Source text:
The association between obesity and mortality in critically ill patients is unclear based on the current literature. To clarify this relationship, we analyzed the association between obesity and mortality in a large population of critically ill patients and hypothesized that mortality would be impacted by nutritional status.
We performed a single-center observational study of 6,518 adult patients treated in medical and surgical ICUs between 2004 and 2011. All patients received a formal, in-person, and standardized evaluation by a registered dietitian. Body mass index was determined at the time of dietitian consultation from the estimated dry weight or hospital admission weight and categorized a priori as less than 18.5 kg/m2 (underweight), 18.5–24.9 kg/m2 (normal/referent), 25–29.9 kg/m2 (overweight), 30–39.9 kg/m2 (obesity class I and II), and more than or equal to 40.0 kg/m2 (obesity class III). Malnutrition diagnoses were categorized as nonspecific malnutrition, protein-energy malnutrition, or well nourished. The primary outcome was all-cause 30-day mortality determined by the Social Security Death Master File. Associations between body mass index groups and mortality were estimated by bivariable and multivariable logistic regression models. Adjusted odds ratios were estimated with inclusion of covariate terms thought to plausibly interact with both body mass index and mortality. We utilized propensity score matching on baseline characteristics and nutrition status to reduce residual confounding of the body mass index category assignment.
In the cohort, 5% were underweight, 36% were normal weight, 31% were overweight, 23% had class I/II obesity, and 5% had class III obesity. Nonspecific malnutrition was present in 56%, protein-energy malnutrition was present in 12%, and 32% were well nourished. The 30-day and 90-day mortality rate for the cohort was 19.1 and 26.6%, respectively. Obesity is a significant predictor of improved 30-day mortality following adjustment for age, gender, race, medical versus surgical patient type, Deyo-Charlson index, acute organ failure, vasopressor use, and sepsis: underweight odds ratio 30-day mortality is 1.09 (95% CI, 0.80–1.48), overweight 30-day mortality odds ratio is 0.93 (95% CI, 0.80–1.09), class I/II obesity 30-day mortality odds ratio is 0.80 (95% CI, 0.67–0.96), and class III obesity 30-day mortality odds ratio is 0.69 (95% CI, 0.49–0.97), all relative to patients with body mass index 18.5–24.9 kg/m2. Importantly, there is confounding of the obesity-mortality association on the basis of malnutrition. Adjustment for only nutrition status attenuates the obesity–30-day mortality association: underweight odds ratio is 0.74 (95% CI, 0.54–1.00), overweight odds ratio is 1.05 (95% CI, 0.90–1.23), class I/II obesity odds ratio is 0.96 (95% CI, 0.81–1.15), and class III obesity odds ratio is 0.81 (95% CI, 0.59–1.12), all relative to patients with body mass index 18.5–24.9 kg/m2. In a subset of patients with body mass index more than or equal to 30.0 kg/m2 (n = 1,799), those with either nonspecific or protein-energy malnutrition have increased mortality relative to well-nourished patients with body mass index more than or equal to 30.0 kg/m2: odds ratio of 90-day mortality is 1.67 (95% CI, 1.29–2.15; p < 0.0001), fully adjusted. In a cohort of propensity score matched patients (n = 3,554), the body mass index–mortality association was not statistically significant, likely from matching on nutrition status.

Data shown:
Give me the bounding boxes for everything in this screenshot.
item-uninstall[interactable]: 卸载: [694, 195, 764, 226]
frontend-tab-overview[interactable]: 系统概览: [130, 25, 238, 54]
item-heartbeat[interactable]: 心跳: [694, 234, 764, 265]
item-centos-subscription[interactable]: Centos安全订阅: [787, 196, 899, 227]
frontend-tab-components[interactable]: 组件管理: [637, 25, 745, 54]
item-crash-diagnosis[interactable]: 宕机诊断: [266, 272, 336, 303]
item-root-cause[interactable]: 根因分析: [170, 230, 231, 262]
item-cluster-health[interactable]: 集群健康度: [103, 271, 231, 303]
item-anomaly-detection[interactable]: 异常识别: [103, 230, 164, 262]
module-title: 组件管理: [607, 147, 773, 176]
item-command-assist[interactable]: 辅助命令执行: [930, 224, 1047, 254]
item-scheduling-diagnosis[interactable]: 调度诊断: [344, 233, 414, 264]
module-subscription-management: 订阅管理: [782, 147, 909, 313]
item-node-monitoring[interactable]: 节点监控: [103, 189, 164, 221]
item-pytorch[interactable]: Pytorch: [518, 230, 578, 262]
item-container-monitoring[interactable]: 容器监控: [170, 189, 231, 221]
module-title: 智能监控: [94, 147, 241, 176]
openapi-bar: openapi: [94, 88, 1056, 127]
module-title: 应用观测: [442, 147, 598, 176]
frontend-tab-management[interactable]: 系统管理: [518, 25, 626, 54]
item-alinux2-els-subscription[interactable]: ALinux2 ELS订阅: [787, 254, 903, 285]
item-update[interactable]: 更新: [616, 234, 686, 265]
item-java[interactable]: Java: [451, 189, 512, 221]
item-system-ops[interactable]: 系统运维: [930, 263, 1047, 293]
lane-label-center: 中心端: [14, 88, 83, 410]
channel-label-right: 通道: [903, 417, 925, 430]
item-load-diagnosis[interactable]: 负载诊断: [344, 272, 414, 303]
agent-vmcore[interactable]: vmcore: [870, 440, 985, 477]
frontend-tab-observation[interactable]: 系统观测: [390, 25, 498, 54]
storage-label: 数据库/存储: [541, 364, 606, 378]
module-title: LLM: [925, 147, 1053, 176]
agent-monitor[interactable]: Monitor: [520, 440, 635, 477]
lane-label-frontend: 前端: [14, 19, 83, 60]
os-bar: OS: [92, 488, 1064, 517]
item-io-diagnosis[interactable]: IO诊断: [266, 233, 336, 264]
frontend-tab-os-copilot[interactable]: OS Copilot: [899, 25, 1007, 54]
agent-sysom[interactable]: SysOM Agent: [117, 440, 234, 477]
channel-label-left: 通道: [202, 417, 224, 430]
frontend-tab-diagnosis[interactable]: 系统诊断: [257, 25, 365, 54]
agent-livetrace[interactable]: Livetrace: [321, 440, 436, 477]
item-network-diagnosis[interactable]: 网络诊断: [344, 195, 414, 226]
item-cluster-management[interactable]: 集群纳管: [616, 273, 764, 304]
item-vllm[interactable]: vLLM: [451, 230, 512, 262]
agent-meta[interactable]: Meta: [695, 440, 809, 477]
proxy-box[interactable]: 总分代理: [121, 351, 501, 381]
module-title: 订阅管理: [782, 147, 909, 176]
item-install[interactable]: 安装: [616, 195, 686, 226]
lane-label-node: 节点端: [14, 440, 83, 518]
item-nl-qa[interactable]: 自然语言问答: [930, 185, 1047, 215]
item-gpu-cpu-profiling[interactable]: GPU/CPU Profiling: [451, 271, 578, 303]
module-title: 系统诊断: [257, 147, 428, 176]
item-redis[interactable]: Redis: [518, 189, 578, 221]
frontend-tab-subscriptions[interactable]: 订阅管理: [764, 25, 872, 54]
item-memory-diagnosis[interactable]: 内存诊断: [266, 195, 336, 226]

What the exercise asks:
Copy out, word for word, the passage of the obesity and ICU mortality study text from "The association between obesity and mortality in critically" to "by nutritional status.".

Solved exercise:
The association between obesity and mortality in critically ill patients is unclear based on the current literature. To clarify this relationship, we analyzed the association between obesity and mortality in a large population of critically ill patients and hypothesized that mortality would be impacted by nutritional status.